Exercise directions> From the listing below, extract each line containing the string "symbol".
(begin)
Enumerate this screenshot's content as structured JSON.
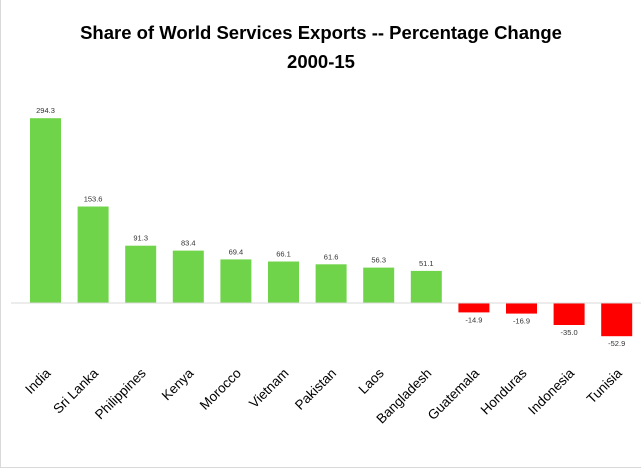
{
  "chart_data": {
    "type": "bar",
    "title_line1": "Share of World Services Exports -- Percentage Change",
    "title_line2": "2000-15",
    "xlabel": "",
    "ylabel": "",
    "categories": [
      "India",
      "Sri Lanka",
      "Philippines",
      "Kenya",
      "Morocco",
      "Vietnam",
      "Pakistan",
      "Laos",
      "Bangladesh",
      "Guatemala",
      "Honduras",
      "Indonesia",
      "Tunisia"
    ],
    "values": [
      294.3,
      153.6,
      91.3,
      83.4,
      69.4,
      66.1,
      61.6,
      56.3,
      51.1,
      -14.9,
      -16.9,
      -35.0,
      -52.9
    ],
    "data_labels": [
      "294.3",
      "153.6",
      "91.3",
      "83.4",
      "69.4",
      "66.1",
      "61.6",
      "56.3",
      "51.1",
      "-14.9",
      "-16.9",
      "-35.0",
      "-52.9"
    ],
    "ylim": [
      -60,
      300
    ],
    "grid": false,
    "legend": "none",
    "colors": {
      "positive": "#70d44b",
      "negative": "#ff0000",
      "axis": "#d9d9d9"
    }
  }
}
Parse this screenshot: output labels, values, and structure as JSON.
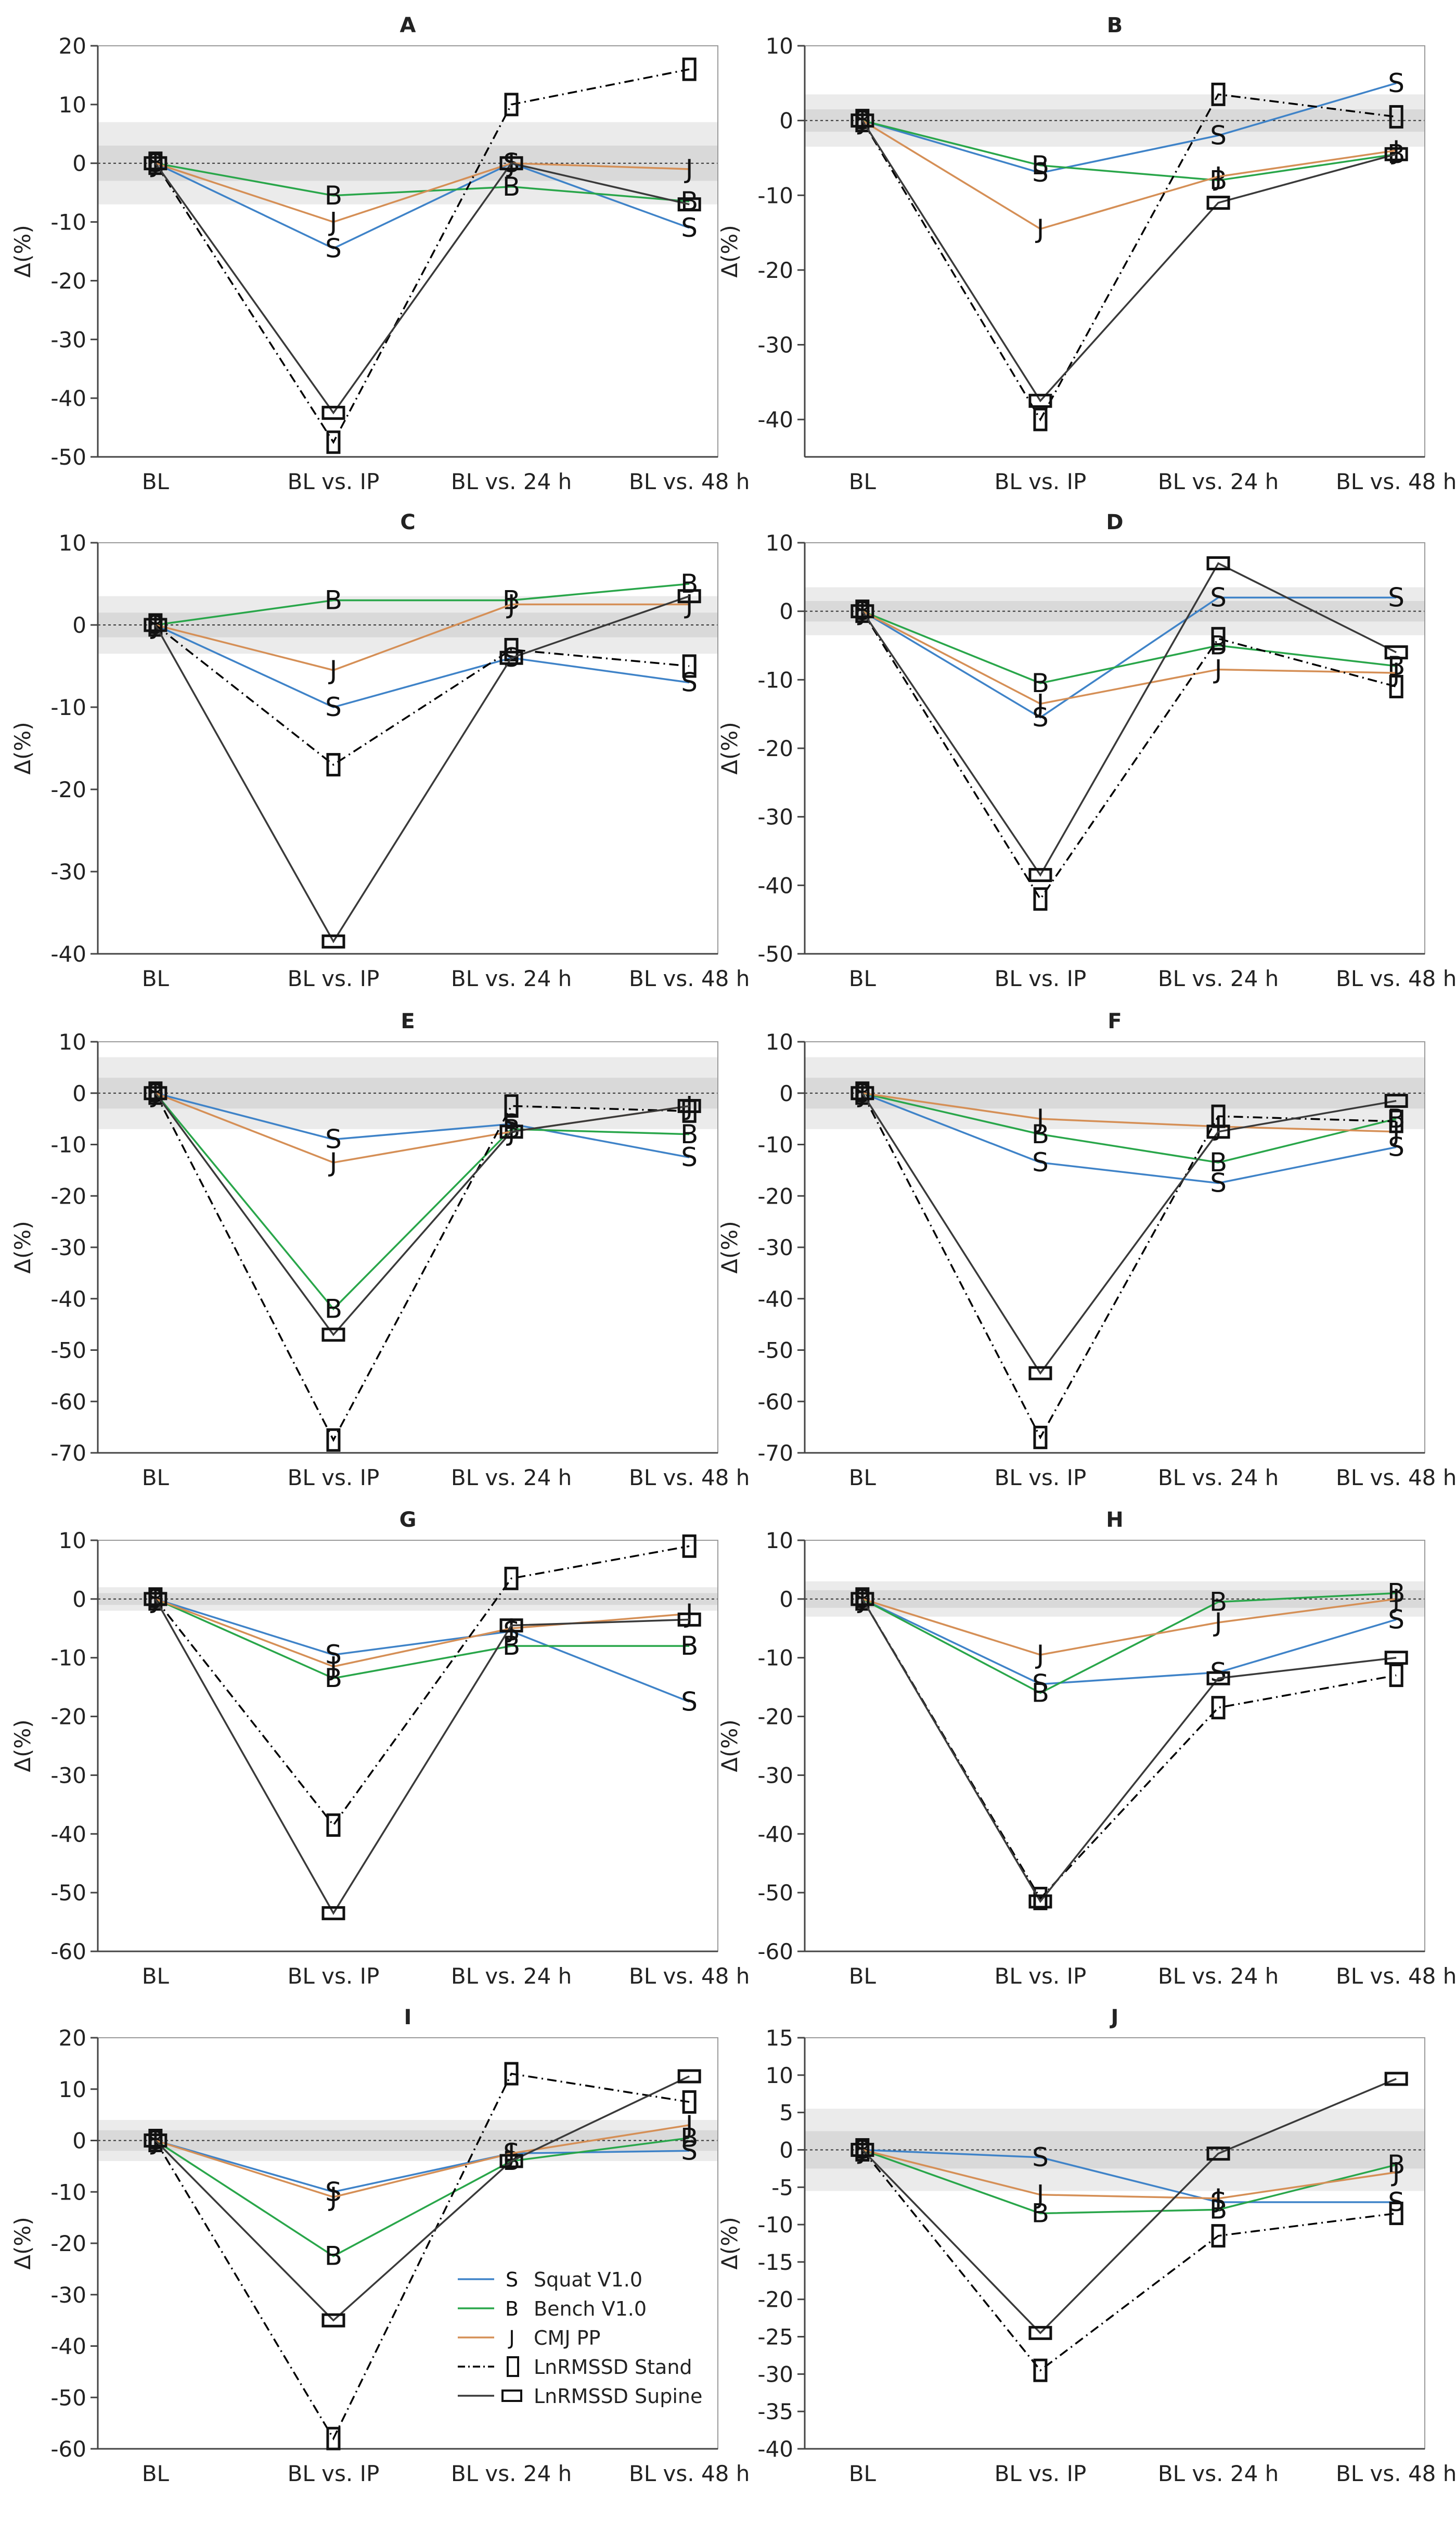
{
  "figure": {
    "categories": [
      "BL",
      "BL vs. IP",
      "BL vs. 24 h",
      "BL vs. 48 h"
    ],
    "ylabel": "Δ(%)",
    "series_styles": [
      {
        "key": "squat",
        "color": "#3f83c8",
        "marker": "S",
        "dash": ""
      },
      {
        "key": "bench",
        "color": "#29a64a",
        "marker": "B",
        "dash": ""
      },
      {
        "key": "cmj",
        "color": "#d58f56",
        "marker": "J",
        "dash": ""
      },
      {
        "key": "stand",
        "color": "#000000",
        "marker": "rect-v",
        "dash": "18,8,3,8"
      },
      {
        "key": "supine",
        "color": "#3a3a3a",
        "marker": "rect-h",
        "dash": ""
      }
    ],
    "legend": {
      "entries": [
        {
          "symbol": "S",
          "label": "Squat V1.0"
        },
        {
          "symbol": "B",
          "label": "Bench V1.0"
        },
        {
          "symbol": "J",
          "label": "CMJ PP"
        },
        {
          "symbol": "",
          "label": "LnRMSSD Stand"
        },
        {
          "symbol": "",
          "label": "LnRMSSD Supine"
        }
      ]
    },
    "colors": {
      "band_outer": "#ebebeb",
      "band_inner": "#d9d9d9",
      "axis": "#444444",
      "text": "#222222"
    }
  },
  "chart_data": [
    {
      "type": "line",
      "title": "A",
      "ylim": [
        -50,
        20
      ],
      "yticks": [
        20,
        10,
        0,
        -10,
        -20,
        -30,
        -40,
        -50
      ],
      "band": [
        -7,
        7
      ],
      "band_inner": [
        -3,
        3
      ],
      "series": [
        {
          "name": "Squat V1.0",
          "values": [
            0,
            -14.5,
            0,
            -11
          ]
        },
        {
          "name": "Bench V1.0",
          "values": [
            0,
            -5.5,
            -4,
            -6.5
          ]
        },
        {
          "name": "CMJ PP",
          "values": [
            0,
            -10,
            0,
            -1
          ]
        },
        {
          "name": "LnRMSSD Stand",
          "values": [
            0,
            -47.5,
            10,
            16
          ]
        },
        {
          "name": "LnRMSSD Supine",
          "values": [
            0,
            -42.5,
            0,
            -7
          ]
        }
      ]
    },
    {
      "type": "line",
      "title": "B",
      "ylim": [
        -45,
        10
      ],
      "yticks": [
        10,
        0,
        -10,
        -20,
        -30,
        -40
      ],
      "band": [
        -3.5,
        3.5
      ],
      "band_inner": [
        -1.5,
        1.5
      ],
      "series": [
        {
          "name": "Squat V1.0",
          "values": [
            0,
            -7,
            -2,
            5
          ]
        },
        {
          "name": "Bench V1.0",
          "values": [
            0,
            -6,
            -8,
            -4.5
          ]
        },
        {
          "name": "CMJ PP",
          "values": [
            0,
            -14.5,
            -7.5,
            -4
          ]
        },
        {
          "name": "LnRMSSD Stand",
          "values": [
            0,
            -40,
            3.5,
            0.5
          ]
        },
        {
          "name": "LnRMSSD Supine",
          "values": [
            0,
            -37.5,
            -11,
            -4.5
          ]
        }
      ]
    },
    {
      "type": "line",
      "title": "C",
      "ylim": [
        -40,
        10
      ],
      "yticks": [
        10,
        0,
        -10,
        -20,
        -30,
        -40
      ],
      "band": [
        -3.5,
        3.5
      ],
      "band_inner": [
        -1.5,
        1.5
      ],
      "series": [
        {
          "name": "Squat V1.0",
          "values": [
            0,
            -10,
            -4,
            -7
          ]
        },
        {
          "name": "Bench V1.0",
          "values": [
            0,
            3,
            3,
            5
          ]
        },
        {
          "name": "CMJ PP",
          "values": [
            0,
            -5.5,
            2.5,
            2.5
          ]
        },
        {
          "name": "LnRMSSD Stand",
          "values": [
            0,
            -17,
            -3,
            -5
          ]
        },
        {
          "name": "LnRMSSD Supine",
          "values": [
            0,
            -38.5,
            -4,
            3.5
          ]
        }
      ]
    },
    {
      "type": "line",
      "title": "D",
      "ylim": [
        -50,
        10
      ],
      "yticks": [
        10,
        0,
        -10,
        -20,
        -30,
        -40,
        -50
      ],
      "band": [
        -3.5,
        3.5
      ],
      "band_inner": [
        -1.5,
        1.5
      ],
      "series": [
        {
          "name": "Squat V1.0",
          "values": [
            0,
            -15.5,
            2,
            2
          ]
        },
        {
          "name": "Bench V1.0",
          "values": [
            0,
            -10.5,
            -5,
            -8
          ]
        },
        {
          "name": "CMJ PP",
          "values": [
            0,
            -13.5,
            -8.5,
            -9
          ]
        },
        {
          "name": "LnRMSSD Stand",
          "values": [
            0,
            -42,
            -4,
            -11
          ]
        },
        {
          "name": "LnRMSSD Supine",
          "values": [
            0,
            -38.5,
            7,
            -6
          ]
        }
      ]
    },
    {
      "type": "line",
      "title": "E",
      "ylim": [
        -70,
        10
      ],
      "yticks": [
        10,
        0,
        -10,
        -20,
        -30,
        -40,
        -50,
        -60,
        -70
      ],
      "band": [
        -7,
        7
      ],
      "band_inner": [
        -3,
        3
      ],
      "series": [
        {
          "name": "Squat V1.0",
          "values": [
            0,
            -9,
            -6,
            -12.5
          ]
        },
        {
          "name": "Bench V1.0",
          "values": [
            0,
            -42,
            -7,
            -8
          ]
        },
        {
          "name": "CMJ PP",
          "values": [
            0,
            -13.5,
            -7.5,
            -2.5
          ]
        },
        {
          "name": "LnRMSSD Stand",
          "values": [
            0,
            -67.5,
            -2.5,
            -3.5
          ]
        },
        {
          "name": "LnRMSSD Supine",
          "values": [
            0,
            -47,
            -7.5,
            -2.5
          ]
        }
      ]
    },
    {
      "type": "line",
      "title": "F",
      "ylim": [
        -70,
        10
      ],
      "yticks": [
        10,
        0,
        -10,
        -20,
        -30,
        -40,
        -50,
        -60,
        -70
      ],
      "band": [
        -7,
        7
      ],
      "band_inner": [
        -3,
        3
      ],
      "series": [
        {
          "name": "Squat V1.0",
          "values": [
            0,
            -13.5,
            -17.5,
            -10.5
          ]
        },
        {
          "name": "Bench V1.0",
          "values": [
            0,
            -8,
            -13.5,
            -5
          ]
        },
        {
          "name": "CMJ PP",
          "values": [
            0,
            -5,
            -6.5,
            -7.5
          ]
        },
        {
          "name": "LnRMSSD Stand",
          "values": [
            0,
            -67,
            -4.5,
            -5.5
          ]
        },
        {
          "name": "LnRMSSD Supine",
          "values": [
            0,
            -54.5,
            -7.5,
            -1.5
          ]
        }
      ]
    },
    {
      "type": "line",
      "title": "G",
      "ylim": [
        -60,
        10
      ],
      "yticks": [
        10,
        0,
        -10,
        -20,
        -30,
        -40,
        -50,
        -60
      ],
      "band": [
        -2,
        2
      ],
      "band_inner": [
        -1,
        1
      ],
      "series": [
        {
          "name": "Squat V1.0",
          "values": [
            0,
            -9.5,
            -5.5,
            -17.5
          ]
        },
        {
          "name": "Bench V1.0",
          "values": [
            0,
            -13.5,
            -8,
            -8
          ]
        },
        {
          "name": "CMJ PP",
          "values": [
            0,
            -11.5,
            -5,
            -2.5
          ]
        },
        {
          "name": "LnRMSSD Stand",
          "values": [
            0,
            -38.5,
            3.5,
            9
          ]
        },
        {
          "name": "LnRMSSD Supine",
          "values": [
            0,
            -53.5,
            -4.5,
            -3.5
          ]
        }
      ]
    },
    {
      "type": "line",
      "title": "H",
      "ylim": [
        -60,
        10
      ],
      "yticks": [
        10,
        0,
        -10,
        -20,
        -30,
        -40,
        -50,
        -60
      ],
      "band": [
        -3,
        3
      ],
      "band_inner": [
        -1.5,
        1.5
      ],
      "series": [
        {
          "name": "Squat V1.0",
          "values": [
            0,
            -14.5,
            -12.5,
            -3.5
          ]
        },
        {
          "name": "Bench V1.0",
          "values": [
            0,
            -16,
            -0.5,
            1
          ]
        },
        {
          "name": "CMJ PP",
          "values": [
            0,
            -9.5,
            -4,
            0
          ]
        },
        {
          "name": "LnRMSSD Stand",
          "values": [
            0,
            -51,
            -18.5,
            -13
          ]
        },
        {
          "name": "LnRMSSD Supine",
          "values": [
            0,
            -51.5,
            -13.5,
            -10
          ]
        }
      ]
    },
    {
      "type": "line",
      "title": "I",
      "ylim": [
        -60,
        20
      ],
      "yticks": [
        20,
        10,
        0,
        -10,
        -20,
        -30,
        -40,
        -50,
        -60
      ],
      "band": [
        -4,
        4
      ],
      "band_inner": [
        -2,
        2
      ],
      "series": [
        {
          "name": "Squat V1.0",
          "values": [
            0,
            -10,
            -2.5,
            -2
          ]
        },
        {
          "name": "Bench V1.0",
          "values": [
            0,
            -22.5,
            -4,
            0.5
          ]
        },
        {
          "name": "CMJ PP",
          "values": [
            0,
            -11,
            -2.5,
            3
          ]
        },
        {
          "name": "LnRMSSD Stand",
          "values": [
            0,
            -58,
            13,
            7.5
          ]
        },
        {
          "name": "LnRMSSD Supine",
          "values": [
            0,
            -35,
            -4,
            12.5
          ]
        }
      ]
    },
    {
      "type": "line",
      "title": "J",
      "ylim": [
        -40,
        15
      ],
      "yticks": [
        15,
        10,
        5,
        0,
        -5,
        -10,
        -15,
        -20,
        -25,
        -30,
        -35,
        -40
      ],
      "band": [
        -5.5,
        5.5
      ],
      "band_inner": [
        -2.5,
        2.5
      ],
      "series": [
        {
          "name": "Squat V1.0",
          "values": [
            0,
            -1,
            -7,
            -7
          ]
        },
        {
          "name": "Bench V1.0",
          "values": [
            0,
            -8.5,
            -8,
            -2
          ]
        },
        {
          "name": "CMJ PP",
          "values": [
            0,
            -6,
            -6.5,
            -3
          ]
        },
        {
          "name": "LnRMSSD Stand",
          "values": [
            0,
            -29.5,
            -11.5,
            -8.5
          ]
        },
        {
          "name": "LnRMSSD Supine",
          "values": [
            0,
            -24.5,
            -0.5,
            9.5
          ]
        }
      ]
    }
  ]
}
(end)
Exercise solution>
          "symbol": "S",
          "symbol": "B",
          "symbol": "J",
          "symbol": "",
          "symbol": "",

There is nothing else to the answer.